──────── Provided information

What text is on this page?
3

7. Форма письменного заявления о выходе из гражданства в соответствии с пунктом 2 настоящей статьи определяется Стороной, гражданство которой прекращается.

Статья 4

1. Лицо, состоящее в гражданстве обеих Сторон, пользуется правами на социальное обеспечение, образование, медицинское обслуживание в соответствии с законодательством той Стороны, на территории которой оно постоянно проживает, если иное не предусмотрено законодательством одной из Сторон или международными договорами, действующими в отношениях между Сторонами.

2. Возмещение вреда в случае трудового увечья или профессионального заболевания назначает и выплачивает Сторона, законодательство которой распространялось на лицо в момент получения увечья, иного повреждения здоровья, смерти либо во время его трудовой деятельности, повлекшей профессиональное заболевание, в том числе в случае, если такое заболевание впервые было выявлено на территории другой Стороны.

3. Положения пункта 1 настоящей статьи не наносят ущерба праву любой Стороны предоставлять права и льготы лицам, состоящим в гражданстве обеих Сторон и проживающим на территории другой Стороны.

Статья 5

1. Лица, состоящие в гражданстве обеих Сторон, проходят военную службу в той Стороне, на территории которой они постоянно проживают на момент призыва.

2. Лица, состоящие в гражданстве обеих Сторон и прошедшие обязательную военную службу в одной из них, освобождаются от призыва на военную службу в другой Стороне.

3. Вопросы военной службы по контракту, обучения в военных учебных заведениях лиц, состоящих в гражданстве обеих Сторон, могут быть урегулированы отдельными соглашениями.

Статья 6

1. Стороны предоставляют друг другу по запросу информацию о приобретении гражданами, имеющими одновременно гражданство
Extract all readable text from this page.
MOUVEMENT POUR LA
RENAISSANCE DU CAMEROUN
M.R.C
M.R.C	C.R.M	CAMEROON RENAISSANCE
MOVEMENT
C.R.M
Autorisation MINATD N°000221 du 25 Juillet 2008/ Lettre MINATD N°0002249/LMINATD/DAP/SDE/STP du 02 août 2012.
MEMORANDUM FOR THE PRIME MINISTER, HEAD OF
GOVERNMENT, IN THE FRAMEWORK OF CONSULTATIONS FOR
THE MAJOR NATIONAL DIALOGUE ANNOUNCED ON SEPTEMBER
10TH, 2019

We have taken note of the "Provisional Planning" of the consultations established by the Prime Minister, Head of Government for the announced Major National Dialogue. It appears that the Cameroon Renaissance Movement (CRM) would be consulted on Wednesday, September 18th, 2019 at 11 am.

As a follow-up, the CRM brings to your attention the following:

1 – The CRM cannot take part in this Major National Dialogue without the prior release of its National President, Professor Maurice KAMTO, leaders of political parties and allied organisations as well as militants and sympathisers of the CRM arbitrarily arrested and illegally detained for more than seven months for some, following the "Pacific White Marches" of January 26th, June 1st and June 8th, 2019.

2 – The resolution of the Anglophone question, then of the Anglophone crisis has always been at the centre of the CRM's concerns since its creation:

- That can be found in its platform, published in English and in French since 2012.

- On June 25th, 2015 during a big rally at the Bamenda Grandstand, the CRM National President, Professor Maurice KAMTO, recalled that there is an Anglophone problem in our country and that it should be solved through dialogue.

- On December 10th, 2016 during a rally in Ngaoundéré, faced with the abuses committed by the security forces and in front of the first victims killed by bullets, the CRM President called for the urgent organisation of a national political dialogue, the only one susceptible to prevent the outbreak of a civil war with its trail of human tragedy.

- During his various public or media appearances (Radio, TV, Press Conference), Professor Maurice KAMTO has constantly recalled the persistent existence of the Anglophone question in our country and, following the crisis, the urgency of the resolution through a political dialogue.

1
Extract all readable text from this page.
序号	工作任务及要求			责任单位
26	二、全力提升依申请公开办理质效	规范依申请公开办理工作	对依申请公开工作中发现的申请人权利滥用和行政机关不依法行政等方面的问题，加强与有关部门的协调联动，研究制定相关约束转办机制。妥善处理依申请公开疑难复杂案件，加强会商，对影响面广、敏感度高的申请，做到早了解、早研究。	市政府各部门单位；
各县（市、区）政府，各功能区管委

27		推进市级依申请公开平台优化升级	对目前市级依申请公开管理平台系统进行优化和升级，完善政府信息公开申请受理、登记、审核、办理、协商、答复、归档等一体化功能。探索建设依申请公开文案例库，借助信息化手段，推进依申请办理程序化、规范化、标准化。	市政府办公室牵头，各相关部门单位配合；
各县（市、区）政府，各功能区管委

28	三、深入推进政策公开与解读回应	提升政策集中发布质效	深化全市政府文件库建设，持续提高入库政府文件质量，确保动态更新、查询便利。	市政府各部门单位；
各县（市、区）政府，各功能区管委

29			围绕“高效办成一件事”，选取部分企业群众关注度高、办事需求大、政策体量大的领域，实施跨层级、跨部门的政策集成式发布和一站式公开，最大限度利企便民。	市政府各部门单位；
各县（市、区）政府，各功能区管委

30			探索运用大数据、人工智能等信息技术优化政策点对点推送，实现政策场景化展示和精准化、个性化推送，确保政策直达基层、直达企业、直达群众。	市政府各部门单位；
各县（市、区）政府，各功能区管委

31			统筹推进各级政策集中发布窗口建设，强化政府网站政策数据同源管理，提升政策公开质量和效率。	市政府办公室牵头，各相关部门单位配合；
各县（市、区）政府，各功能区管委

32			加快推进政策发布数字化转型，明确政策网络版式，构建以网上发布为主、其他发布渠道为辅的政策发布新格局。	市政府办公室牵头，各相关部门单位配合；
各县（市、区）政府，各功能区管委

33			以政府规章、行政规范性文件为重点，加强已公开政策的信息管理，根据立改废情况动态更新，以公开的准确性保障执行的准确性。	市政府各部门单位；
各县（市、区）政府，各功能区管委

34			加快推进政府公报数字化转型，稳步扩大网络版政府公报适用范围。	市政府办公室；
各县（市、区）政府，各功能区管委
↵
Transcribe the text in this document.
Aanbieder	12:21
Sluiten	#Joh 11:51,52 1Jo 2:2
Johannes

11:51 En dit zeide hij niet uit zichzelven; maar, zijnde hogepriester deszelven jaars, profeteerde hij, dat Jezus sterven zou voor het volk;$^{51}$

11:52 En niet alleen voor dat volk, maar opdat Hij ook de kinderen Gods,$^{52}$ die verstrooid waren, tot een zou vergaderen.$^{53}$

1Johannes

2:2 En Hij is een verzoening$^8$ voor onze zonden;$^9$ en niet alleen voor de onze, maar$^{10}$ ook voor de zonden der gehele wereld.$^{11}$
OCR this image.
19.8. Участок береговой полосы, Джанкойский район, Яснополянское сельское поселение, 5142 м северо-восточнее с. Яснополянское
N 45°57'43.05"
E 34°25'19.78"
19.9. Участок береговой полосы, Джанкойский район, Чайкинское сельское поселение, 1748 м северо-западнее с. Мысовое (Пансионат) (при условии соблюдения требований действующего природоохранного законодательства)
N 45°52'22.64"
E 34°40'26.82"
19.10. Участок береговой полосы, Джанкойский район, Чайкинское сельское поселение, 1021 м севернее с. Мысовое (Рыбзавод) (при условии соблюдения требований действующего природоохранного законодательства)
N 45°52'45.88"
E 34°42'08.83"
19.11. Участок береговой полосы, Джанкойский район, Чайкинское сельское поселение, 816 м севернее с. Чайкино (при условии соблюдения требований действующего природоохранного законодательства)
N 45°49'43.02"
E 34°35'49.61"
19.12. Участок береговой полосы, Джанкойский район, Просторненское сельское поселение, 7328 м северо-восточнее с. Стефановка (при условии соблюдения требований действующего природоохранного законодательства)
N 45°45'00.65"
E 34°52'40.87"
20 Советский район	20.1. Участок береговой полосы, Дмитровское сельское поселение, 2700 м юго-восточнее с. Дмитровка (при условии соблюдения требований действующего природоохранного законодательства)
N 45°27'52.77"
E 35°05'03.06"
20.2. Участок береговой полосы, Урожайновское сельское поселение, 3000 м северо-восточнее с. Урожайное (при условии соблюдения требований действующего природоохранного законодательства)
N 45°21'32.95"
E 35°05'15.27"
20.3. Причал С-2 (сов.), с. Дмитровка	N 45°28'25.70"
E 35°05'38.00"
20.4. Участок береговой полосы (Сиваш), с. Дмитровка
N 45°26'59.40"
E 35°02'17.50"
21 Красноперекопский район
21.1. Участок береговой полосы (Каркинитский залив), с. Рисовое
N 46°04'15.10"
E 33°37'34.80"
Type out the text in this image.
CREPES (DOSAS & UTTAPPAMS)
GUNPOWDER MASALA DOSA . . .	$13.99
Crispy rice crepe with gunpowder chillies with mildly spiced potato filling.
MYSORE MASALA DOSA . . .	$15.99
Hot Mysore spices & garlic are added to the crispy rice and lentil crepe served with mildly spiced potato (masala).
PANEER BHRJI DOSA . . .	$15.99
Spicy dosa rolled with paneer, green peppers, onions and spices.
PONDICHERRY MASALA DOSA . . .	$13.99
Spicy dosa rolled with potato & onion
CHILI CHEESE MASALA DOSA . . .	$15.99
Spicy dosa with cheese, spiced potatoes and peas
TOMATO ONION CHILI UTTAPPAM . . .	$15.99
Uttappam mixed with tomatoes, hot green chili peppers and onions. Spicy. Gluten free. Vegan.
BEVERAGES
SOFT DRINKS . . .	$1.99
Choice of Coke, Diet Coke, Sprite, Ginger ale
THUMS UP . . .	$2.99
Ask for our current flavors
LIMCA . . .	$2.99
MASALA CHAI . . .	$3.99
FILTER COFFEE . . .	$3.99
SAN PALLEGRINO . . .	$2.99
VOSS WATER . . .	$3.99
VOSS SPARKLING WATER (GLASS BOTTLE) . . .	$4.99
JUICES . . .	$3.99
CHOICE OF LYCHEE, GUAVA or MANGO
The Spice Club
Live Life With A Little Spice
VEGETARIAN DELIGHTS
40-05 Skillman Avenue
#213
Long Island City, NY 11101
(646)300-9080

────────────────

Challenge:
Of the lines above, how many include the word "市政府各部门单位"? Reply with the number only.

Response for this exercise:
5